Document —
§ §

Supreme Court alters the Voting Rights Act

Despite what you may have gathered from some of the overwrought headlines I've seen on social media, the Supreme Court did not invalidate the Voting Rights Act today. But it did make some key changes to the way the Act currently functions. Here's Amy Howe of the SCOTUS Blog, explaining the ruling in plain English (as opposed to legal speak, which is kind of a different language):

Today the Court issued its decision in Shelby County v. Holder, the challenge to the constitutionality of the preclearance provisions of the Voting Rights Act. That portion of the Act was designed to prevent discrimination in voting by requiring all state and local governments with a history of voting discrimination to get approval from the federal government before making any changes to their voting laws or procedures, no matter how small. In an opinion by Chief Justice John Roberts that was joined by Justices Scalia, Kennedy, Thomas, and Alito, the Court did not invalidate the principle that preclearance can be required.

But much more importantly, it held that Section 4 of the Voting Rights Act, which sets out the formula that is used to determine which state and local governments must comply with Section 5’s preapproval requirement, is unconstitutional and can no longer be used. Thus, although Section 5 survives, it will have no actual effect unless and until Congress can enact a new statute to determine who should be covered by it.

Basically, this is the court saying that the parts of the country that needed preclearance applied to them in 1964 might not be the same parts of the country that need it today, and they've kicked the law back to Congress to decide how to deal with that.

In theory, this could be a good thing. Obviously, racism still exists. But it's also reasonable to assume that the practical application of racism on voting rights might look different than it did half a century ago. Some places that had big issues with this in the 20th century might not today, and vice versa.

The downside, though, is the reality that the Supreme Court just handed the ball to Congress — that is to say, it's now the responsibility of a spectacularly fractured institution that can't seem to get even basic budgetary measures passed, let alone something as inevitably controversial as new rules for Voting Rights Act preclearance. And, without that, the whole part of the VRA that is supposed to prevent discrimination in high-risk areas is dormant. It just sits there — a nice idea, and one the Supreme Court says they technically agree with, but now completely lacking any power.

§ §

Exercise details — Reproduce the passage of the Voting Rights Act post from "In theory, this" to "and vice versa.", word for word.

Given material —
§ §

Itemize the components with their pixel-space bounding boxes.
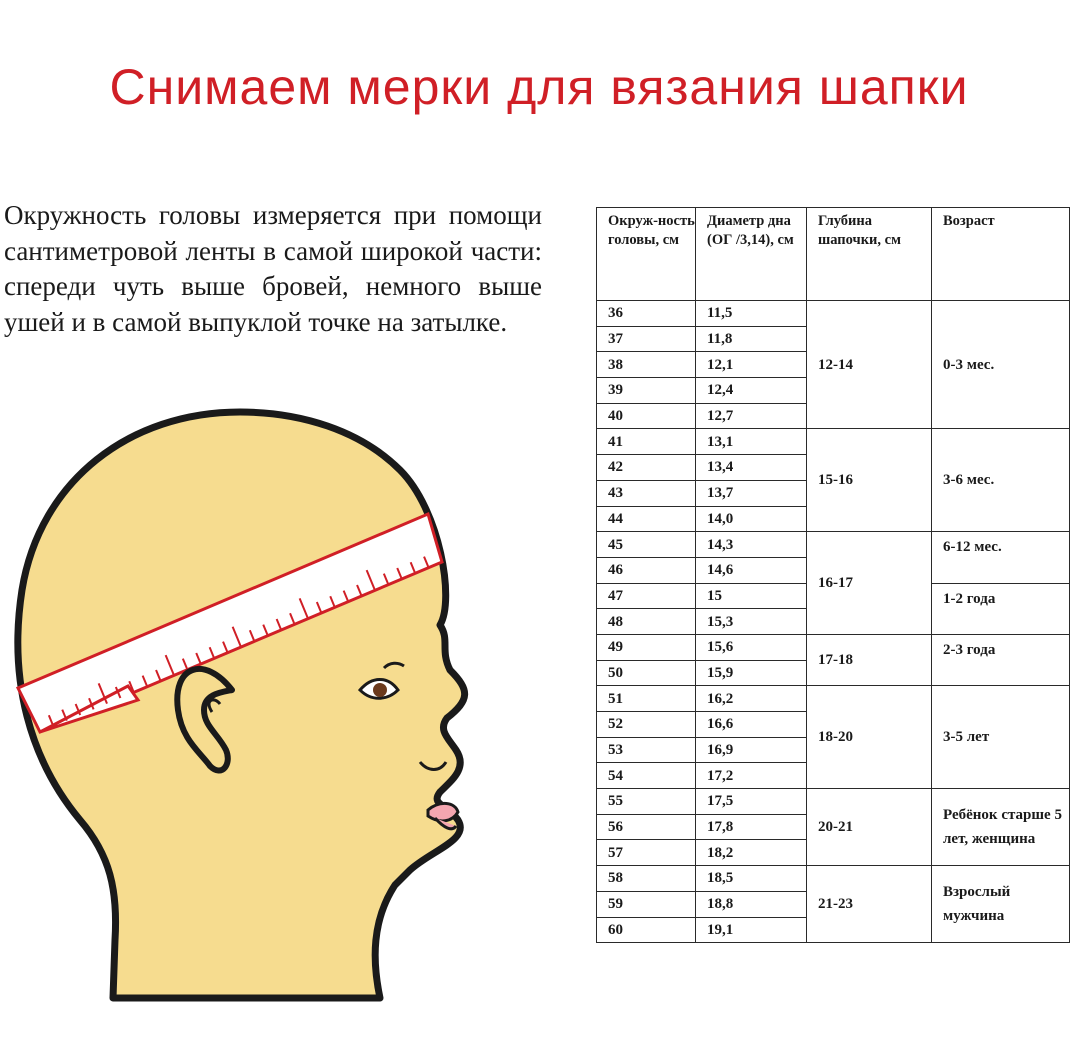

§ §

The response —
In theory, this could be a good thing. Obviously, racism still exists. But it's also reasonable to assume that the practical application of racism on voting rights might look different than it did half a century ago. Some places that had big issues with this in the 20th century might not today, and vice versa.